:: Material ::

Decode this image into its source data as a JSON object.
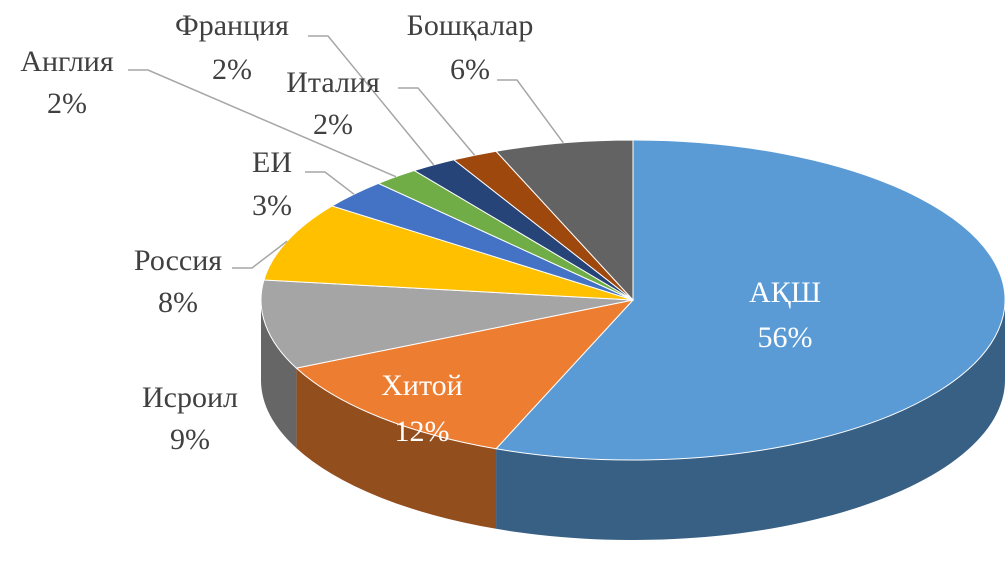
{
  "chart_data": {
    "type": "pie3d",
    "categories": [
      "АҚШ",
      "Хитой",
      "Исроил",
      "Россия",
      "ЕИ",
      "Англия",
      "Франция",
      "Италия",
      "Бошқалар"
    ],
    "values": [
      56,
      12,
      9,
      8,
      3,
      2,
      2,
      2,
      6
    ],
    "value_labels": [
      "56%",
      "12%",
      "9%",
      "8%",
      "3%",
      "2%",
      "2%",
      "2%",
      "6%"
    ],
    "colors": [
      "#5b9bd5",
      "#ed7d31",
      "#a5a5a5",
      "#ffc000",
      "#4472c4",
      "#70ad47",
      "#264478",
      "#9e480e",
      "#636363"
    ]
  }
}
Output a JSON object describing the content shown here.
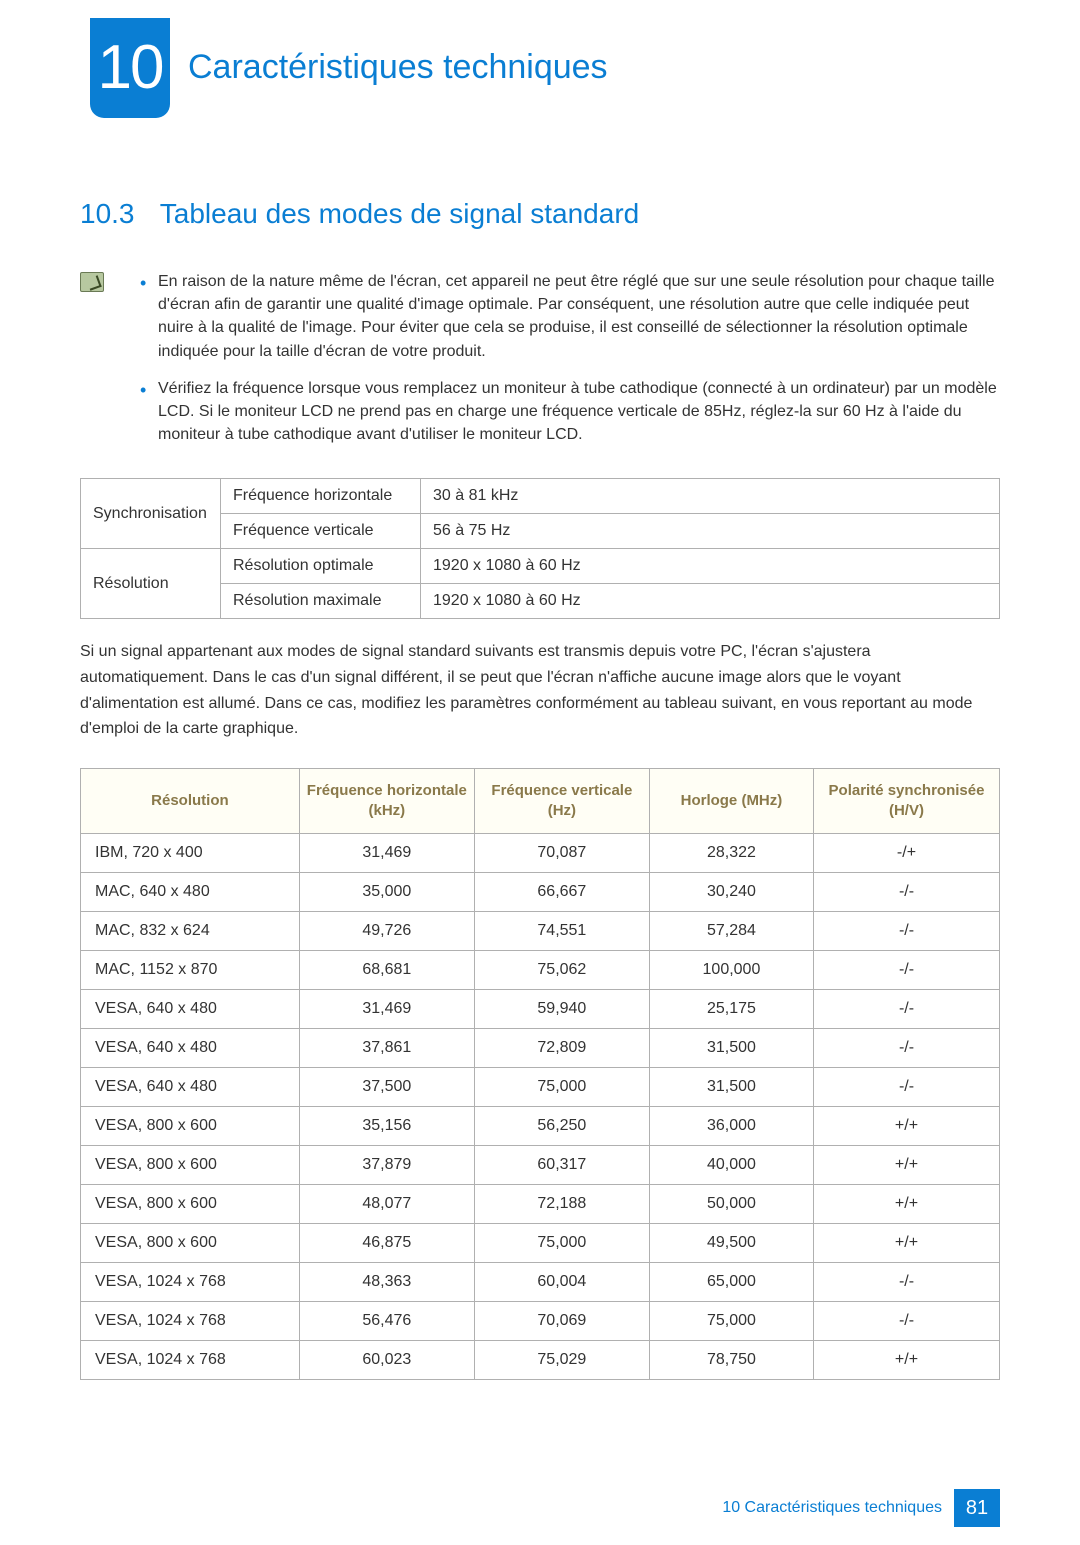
{
  "chapter": {
    "number": "10",
    "title": "Caractéristiques techniques"
  },
  "section": {
    "number": "10.3",
    "title": "Tableau des modes de signal standard"
  },
  "notes": [
    "En raison de la nature même de l'écran, cet appareil ne peut être réglé que sur une seule résolution pour chaque taille d'écran afin de garantir une qualité d'image optimale. Par conséquent, une résolution autre que celle indiquée peut nuire à la qualité de l'image. Pour éviter que cela se produise, il est conseillé de sélectionner la résolution optimale indiquée pour la taille d'écran de votre produit.",
    "Vérifiez la fréquence lorsque vous remplacez un moniteur à tube cathodique (connecté à un ordinateur) par un modèle LCD. Si le moniteur LCD ne prend pas en charge une fréquence verticale de 85Hz, réglez-la sur 60 Hz à l'aide du moniteur à tube cathodique avant d'utiliser le moniteur LCD."
  ],
  "spec_table": {
    "rows": [
      [
        "Synchronisation",
        "Fréquence horizontale",
        "30 à 81 kHz"
      ],
      [
        "",
        "Fréquence verticale",
        "56 à 75 Hz"
      ],
      [
        "Résolution",
        "Résolution optimale",
        "1920 x 1080 à 60 Hz"
      ],
      [
        "",
        "Résolution maximale",
        "1920 x 1080 à 60 Hz"
      ]
    ]
  },
  "paragraph": "Si un signal appartenant aux modes de signal standard suivants est transmis depuis votre PC, l'écran s'ajustera automatiquement. Dans le cas d'un signal différent, il se peut que l'écran n'affiche aucune image alors que le voyant d'alimentation est allumé. Dans ce cas, modifiez les paramètres conformément au tableau suivant, en vous reportant au mode d'emploi de la carte graphique.",
  "modes_table": {
    "headers": [
      "Résolution",
      "Fréquence horizontale (kHz)",
      "Fréquence verticale (Hz)",
      "Horloge (MHz)",
      "Polarité synchronisée (H/V)"
    ],
    "header_bg": "#fffef5",
    "header_color": "#8a794a",
    "border_color": "#b0b0b0",
    "rows": [
      [
        "IBM, 720 x 400",
        "31,469",
        "70,087",
        "28,322",
        "-/+"
      ],
      [
        "MAC, 640 x 480",
        "35,000",
        "66,667",
        "30,240",
        "-/-"
      ],
      [
        "MAC, 832 x 624",
        "49,726",
        "74,551",
        "57,284",
        "-/-"
      ],
      [
        "MAC, 1152 x 870",
        "68,681",
        "75,062",
        "100,000",
        "-/-"
      ],
      [
        "VESA, 640 x 480",
        "31,469",
        "59,940",
        "25,175",
        "-/-"
      ],
      [
        "VESA, 640 x 480",
        "37,861",
        "72,809",
        "31,500",
        "-/-"
      ],
      [
        "VESA, 640 x 480",
        "37,500",
        "75,000",
        "31,500",
        "-/-"
      ],
      [
        "VESA, 800 x 600",
        "35,156",
        "56,250",
        "36,000",
        "+/+"
      ],
      [
        "VESA, 800 x 600",
        "37,879",
        "60,317",
        "40,000",
        "+/+"
      ],
      [
        "VESA, 800 x 600",
        "48,077",
        "72,188",
        "50,000",
        "+/+"
      ],
      [
        "VESA, 800 x 600",
        "46,875",
        "75,000",
        "49,500",
        "+/+"
      ],
      [
        "VESA, 1024 x 768",
        "48,363",
        "60,004",
        "65,000",
        "-/-"
      ],
      [
        "VESA, 1024 x 768",
        "56,476",
        "70,069",
        "75,000",
        "-/-"
      ],
      [
        "VESA, 1024 x 768",
        "60,023",
        "75,029",
        "78,750",
        "+/+"
      ]
    ]
  },
  "footer": {
    "text": "10 Caractéristiques techniques",
    "page": "81"
  },
  "colors": {
    "accent": "#0a7ed3",
    "header_text": "#8a794a",
    "table_header_bg": "#fffef5"
  }
}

:::

From the entries above, copy out every line where the string "écran" appears.

* Output of the task:
    "En raison de la nature même de l'écran, cet appareil ne peut être réglé que sur une seule résolution pour chaque taille d'écran afin de garantir une qualité d'image optimale. Par conséquent, une résolution autre que celle indiquée peut nuire à la qualité de l'image. Pour éviter que cela se produise, il est conseillé de sélectionner la résolution optimale indiquée pour la taille d'écran de votre produit.",
  "paragraph": "Si un signal appartenant aux modes de signal standard suivants est transmis depuis votre PC, l'écran s'ajustera automatiquement. Dans le cas d'un signal différent, il se peut que l'écran n'affiche aucune image alors que le voyant d'alimentation est allumé. Dans ce cas, modifiez les paramètres conformément au tableau suivant, en vous reportant au mode d'emploi de la carte graphique.",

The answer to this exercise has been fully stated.